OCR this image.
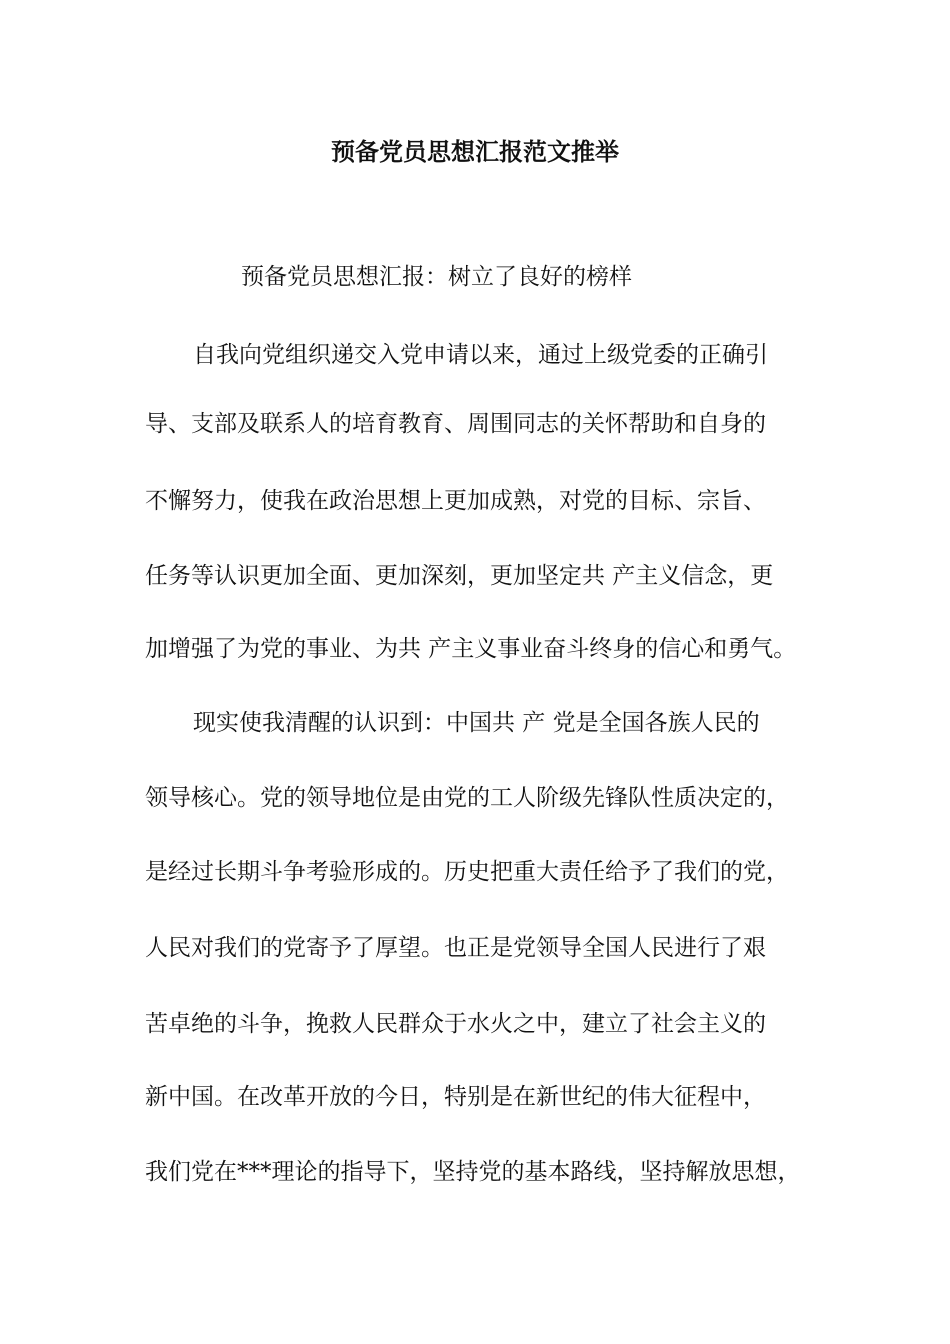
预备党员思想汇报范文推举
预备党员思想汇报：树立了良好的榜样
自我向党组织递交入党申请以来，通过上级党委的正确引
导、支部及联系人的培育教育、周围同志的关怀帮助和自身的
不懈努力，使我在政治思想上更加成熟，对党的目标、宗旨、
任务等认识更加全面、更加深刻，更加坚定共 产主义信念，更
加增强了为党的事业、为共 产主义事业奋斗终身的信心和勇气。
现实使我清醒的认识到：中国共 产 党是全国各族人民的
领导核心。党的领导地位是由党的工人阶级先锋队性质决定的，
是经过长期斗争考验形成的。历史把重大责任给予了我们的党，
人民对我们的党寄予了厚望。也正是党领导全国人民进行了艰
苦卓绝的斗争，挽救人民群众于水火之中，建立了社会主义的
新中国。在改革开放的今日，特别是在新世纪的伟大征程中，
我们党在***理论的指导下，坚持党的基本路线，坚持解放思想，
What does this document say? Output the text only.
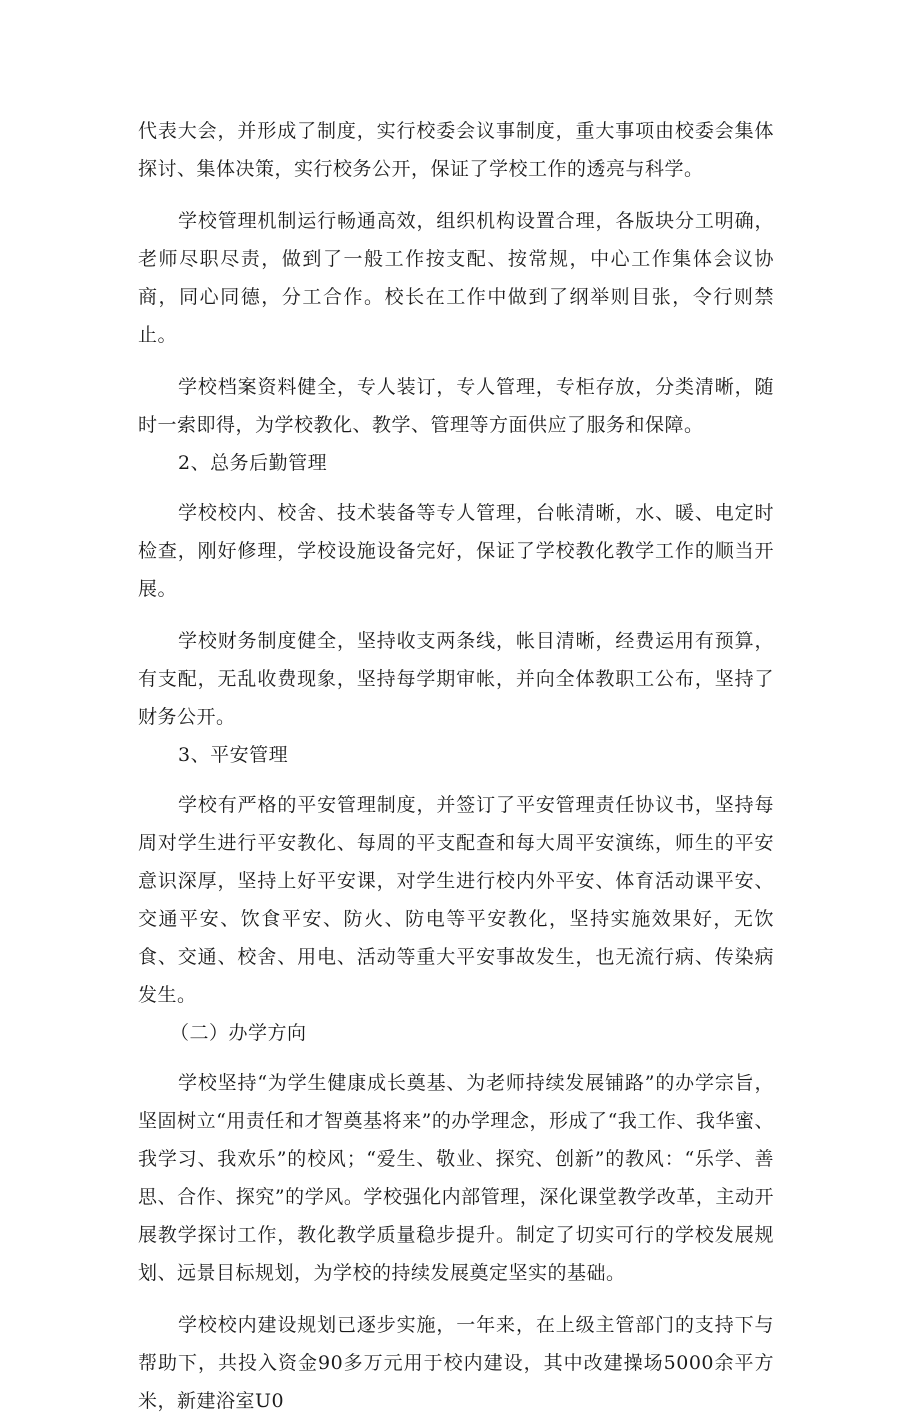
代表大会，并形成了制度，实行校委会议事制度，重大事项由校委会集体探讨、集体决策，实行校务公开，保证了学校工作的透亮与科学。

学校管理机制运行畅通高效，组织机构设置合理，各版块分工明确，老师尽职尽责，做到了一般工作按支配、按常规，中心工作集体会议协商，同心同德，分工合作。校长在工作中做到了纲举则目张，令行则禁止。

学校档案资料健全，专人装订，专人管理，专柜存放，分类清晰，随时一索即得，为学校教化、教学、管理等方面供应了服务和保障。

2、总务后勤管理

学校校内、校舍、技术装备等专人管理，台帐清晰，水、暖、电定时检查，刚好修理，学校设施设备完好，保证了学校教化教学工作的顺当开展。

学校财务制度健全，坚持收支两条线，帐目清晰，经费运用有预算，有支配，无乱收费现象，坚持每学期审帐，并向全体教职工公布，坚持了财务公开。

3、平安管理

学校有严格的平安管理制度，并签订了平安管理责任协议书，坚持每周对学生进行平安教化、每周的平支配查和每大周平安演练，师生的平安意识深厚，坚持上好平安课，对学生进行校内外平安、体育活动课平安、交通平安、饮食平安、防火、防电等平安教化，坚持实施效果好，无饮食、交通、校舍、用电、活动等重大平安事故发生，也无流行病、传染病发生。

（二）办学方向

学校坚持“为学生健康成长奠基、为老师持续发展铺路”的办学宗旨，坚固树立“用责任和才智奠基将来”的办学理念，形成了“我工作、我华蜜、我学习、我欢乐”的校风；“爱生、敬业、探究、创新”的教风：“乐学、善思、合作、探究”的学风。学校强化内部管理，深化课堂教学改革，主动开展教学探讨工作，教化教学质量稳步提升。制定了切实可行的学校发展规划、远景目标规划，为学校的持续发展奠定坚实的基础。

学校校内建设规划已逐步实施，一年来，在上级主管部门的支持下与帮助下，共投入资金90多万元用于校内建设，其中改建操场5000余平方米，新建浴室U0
----------
(The request):
Output a single number: how many lines contain the word "this".

(Expected output):
2